- **EXERCISE GOAL**
Report every line in the listing that contains the string "Boston".

── INPUT MATERIAL

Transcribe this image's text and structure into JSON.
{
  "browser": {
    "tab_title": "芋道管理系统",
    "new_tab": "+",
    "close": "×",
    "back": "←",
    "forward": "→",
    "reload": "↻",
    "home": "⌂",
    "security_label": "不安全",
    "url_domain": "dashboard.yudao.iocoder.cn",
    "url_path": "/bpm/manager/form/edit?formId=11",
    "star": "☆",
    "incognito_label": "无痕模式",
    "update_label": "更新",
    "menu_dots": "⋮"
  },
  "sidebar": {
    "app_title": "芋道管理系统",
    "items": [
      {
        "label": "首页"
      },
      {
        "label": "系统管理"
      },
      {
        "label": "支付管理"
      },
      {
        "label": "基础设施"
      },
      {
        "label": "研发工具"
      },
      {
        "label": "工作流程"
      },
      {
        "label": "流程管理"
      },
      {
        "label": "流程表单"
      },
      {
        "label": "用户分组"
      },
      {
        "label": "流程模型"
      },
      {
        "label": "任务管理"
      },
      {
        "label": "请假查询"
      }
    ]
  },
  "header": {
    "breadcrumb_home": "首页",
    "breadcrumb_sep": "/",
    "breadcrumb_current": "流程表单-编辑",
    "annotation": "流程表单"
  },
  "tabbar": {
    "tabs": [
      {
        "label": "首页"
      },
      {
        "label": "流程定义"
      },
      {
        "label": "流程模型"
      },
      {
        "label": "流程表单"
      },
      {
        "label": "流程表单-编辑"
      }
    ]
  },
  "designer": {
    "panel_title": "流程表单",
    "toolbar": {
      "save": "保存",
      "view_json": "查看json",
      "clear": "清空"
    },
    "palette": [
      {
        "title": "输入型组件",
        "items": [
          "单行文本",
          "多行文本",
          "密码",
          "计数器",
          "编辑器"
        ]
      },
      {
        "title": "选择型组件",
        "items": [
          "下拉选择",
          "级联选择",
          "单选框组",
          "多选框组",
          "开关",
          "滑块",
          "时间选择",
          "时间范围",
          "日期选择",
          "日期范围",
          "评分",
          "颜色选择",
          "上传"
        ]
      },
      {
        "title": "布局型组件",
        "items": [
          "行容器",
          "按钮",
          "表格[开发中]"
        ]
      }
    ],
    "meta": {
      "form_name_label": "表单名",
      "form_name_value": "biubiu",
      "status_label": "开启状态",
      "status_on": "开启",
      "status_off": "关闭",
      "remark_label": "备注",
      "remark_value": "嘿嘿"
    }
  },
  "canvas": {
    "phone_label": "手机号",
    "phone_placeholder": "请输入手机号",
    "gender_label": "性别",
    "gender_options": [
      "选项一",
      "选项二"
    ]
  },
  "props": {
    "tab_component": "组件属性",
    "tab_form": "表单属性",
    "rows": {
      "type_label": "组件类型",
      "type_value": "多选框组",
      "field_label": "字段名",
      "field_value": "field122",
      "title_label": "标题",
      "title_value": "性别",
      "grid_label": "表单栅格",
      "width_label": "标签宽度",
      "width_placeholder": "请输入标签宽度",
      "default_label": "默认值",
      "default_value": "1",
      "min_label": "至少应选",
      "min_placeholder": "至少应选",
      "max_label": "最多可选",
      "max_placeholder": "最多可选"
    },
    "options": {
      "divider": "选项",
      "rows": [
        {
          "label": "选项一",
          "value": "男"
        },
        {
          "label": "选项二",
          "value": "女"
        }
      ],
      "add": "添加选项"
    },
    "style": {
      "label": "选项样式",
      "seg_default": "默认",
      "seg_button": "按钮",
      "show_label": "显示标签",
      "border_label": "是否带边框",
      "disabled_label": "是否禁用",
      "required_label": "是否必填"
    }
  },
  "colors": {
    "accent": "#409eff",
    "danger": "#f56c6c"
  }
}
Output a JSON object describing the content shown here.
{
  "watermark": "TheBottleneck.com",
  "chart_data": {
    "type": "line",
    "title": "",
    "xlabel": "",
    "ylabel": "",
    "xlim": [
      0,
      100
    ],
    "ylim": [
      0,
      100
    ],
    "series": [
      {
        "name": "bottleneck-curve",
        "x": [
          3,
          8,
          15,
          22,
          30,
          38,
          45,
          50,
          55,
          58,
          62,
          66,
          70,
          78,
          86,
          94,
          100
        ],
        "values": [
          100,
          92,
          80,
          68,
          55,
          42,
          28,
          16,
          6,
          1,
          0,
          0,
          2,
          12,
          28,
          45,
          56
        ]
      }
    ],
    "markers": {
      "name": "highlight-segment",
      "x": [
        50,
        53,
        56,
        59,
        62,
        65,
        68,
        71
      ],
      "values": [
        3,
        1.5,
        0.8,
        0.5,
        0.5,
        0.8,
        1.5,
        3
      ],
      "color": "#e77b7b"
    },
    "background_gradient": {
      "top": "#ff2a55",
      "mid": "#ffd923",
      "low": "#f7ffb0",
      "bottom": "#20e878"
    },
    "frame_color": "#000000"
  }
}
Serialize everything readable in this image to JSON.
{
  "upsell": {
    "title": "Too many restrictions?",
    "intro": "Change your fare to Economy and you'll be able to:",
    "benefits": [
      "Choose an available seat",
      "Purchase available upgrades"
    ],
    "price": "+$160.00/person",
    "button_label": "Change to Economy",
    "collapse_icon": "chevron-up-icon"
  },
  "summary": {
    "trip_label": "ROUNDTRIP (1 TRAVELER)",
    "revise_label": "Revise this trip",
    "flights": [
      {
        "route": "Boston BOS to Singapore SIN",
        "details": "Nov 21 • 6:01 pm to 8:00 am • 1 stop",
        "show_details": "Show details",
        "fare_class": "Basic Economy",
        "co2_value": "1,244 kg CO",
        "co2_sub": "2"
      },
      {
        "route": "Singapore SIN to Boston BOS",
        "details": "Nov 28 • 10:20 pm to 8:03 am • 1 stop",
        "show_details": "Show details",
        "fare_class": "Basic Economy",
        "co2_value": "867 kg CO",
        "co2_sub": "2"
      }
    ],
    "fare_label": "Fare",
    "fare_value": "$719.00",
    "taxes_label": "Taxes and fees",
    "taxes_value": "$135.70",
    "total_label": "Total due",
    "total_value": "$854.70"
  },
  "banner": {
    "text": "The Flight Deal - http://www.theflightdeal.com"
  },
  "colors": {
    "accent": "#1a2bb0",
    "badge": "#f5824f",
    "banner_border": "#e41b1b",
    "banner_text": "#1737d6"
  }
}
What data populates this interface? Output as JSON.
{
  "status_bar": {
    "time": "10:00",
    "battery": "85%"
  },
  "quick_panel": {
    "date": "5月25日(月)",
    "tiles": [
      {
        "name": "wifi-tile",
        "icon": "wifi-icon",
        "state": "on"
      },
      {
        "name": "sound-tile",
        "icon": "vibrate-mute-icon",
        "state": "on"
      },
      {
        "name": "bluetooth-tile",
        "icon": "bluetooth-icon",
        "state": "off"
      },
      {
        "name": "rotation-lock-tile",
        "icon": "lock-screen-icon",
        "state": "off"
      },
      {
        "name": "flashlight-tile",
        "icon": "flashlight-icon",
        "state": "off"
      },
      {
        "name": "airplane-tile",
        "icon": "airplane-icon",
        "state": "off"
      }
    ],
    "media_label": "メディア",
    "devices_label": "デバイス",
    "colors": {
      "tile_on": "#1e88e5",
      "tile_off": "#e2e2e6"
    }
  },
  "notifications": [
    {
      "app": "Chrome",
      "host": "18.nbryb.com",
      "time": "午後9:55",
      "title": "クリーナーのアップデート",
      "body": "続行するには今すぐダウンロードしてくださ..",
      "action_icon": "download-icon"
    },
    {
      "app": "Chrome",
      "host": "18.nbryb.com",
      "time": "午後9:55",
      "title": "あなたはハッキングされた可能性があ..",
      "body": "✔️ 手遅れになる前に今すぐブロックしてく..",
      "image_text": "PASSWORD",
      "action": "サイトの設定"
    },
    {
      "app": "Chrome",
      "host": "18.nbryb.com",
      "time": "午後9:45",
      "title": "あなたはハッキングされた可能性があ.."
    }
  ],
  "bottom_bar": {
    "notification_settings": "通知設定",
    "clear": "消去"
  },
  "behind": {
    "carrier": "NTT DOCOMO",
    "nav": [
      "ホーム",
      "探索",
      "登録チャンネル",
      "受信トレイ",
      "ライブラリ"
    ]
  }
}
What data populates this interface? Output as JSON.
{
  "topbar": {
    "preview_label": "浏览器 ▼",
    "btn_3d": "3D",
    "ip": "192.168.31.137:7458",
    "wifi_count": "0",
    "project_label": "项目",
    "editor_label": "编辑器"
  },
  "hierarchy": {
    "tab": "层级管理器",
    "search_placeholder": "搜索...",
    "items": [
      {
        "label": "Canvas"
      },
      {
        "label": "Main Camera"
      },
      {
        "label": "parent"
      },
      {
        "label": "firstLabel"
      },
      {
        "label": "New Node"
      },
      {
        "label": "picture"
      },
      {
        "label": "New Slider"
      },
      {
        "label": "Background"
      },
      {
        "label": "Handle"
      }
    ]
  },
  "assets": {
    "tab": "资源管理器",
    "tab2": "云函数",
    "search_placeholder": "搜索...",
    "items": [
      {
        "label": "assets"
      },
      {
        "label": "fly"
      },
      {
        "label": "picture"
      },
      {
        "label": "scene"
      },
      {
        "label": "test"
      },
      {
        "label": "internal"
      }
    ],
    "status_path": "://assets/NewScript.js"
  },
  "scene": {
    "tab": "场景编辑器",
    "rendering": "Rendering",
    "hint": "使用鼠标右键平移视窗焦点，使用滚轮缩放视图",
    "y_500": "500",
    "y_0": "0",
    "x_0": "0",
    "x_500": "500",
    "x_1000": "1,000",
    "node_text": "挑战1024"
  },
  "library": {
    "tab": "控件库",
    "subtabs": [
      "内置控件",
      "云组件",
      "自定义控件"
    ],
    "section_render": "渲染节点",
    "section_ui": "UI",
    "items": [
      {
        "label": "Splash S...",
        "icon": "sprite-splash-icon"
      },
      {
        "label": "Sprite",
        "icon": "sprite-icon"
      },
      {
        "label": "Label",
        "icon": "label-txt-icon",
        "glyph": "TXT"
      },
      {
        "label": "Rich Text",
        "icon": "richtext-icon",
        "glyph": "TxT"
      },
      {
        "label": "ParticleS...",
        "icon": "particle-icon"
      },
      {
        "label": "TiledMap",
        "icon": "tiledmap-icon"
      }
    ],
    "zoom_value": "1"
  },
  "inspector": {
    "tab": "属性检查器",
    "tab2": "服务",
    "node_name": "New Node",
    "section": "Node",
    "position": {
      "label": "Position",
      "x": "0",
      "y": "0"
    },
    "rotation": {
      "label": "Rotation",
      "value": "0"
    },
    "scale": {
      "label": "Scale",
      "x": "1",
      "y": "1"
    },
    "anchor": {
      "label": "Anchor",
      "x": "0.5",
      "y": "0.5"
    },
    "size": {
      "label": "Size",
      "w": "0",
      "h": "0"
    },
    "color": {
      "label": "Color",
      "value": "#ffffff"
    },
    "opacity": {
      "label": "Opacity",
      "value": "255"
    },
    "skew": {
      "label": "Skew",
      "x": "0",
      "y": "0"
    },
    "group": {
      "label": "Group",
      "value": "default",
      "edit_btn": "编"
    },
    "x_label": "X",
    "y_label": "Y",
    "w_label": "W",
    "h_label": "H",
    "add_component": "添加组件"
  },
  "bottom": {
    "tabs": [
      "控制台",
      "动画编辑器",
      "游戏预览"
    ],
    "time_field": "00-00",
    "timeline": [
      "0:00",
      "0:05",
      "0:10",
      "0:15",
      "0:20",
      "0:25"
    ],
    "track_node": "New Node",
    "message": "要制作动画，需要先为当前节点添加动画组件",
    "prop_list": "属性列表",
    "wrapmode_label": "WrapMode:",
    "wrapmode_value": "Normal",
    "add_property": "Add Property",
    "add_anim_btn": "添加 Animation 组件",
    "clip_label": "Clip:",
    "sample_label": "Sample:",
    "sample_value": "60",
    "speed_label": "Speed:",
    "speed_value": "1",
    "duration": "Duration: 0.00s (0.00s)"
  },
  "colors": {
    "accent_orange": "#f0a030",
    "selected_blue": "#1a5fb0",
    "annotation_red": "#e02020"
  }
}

────

- **FULL ANSWER**
        "route": "Boston BOS to Singapore SIN",
        "route": "Singapore SIN to Boston BOS",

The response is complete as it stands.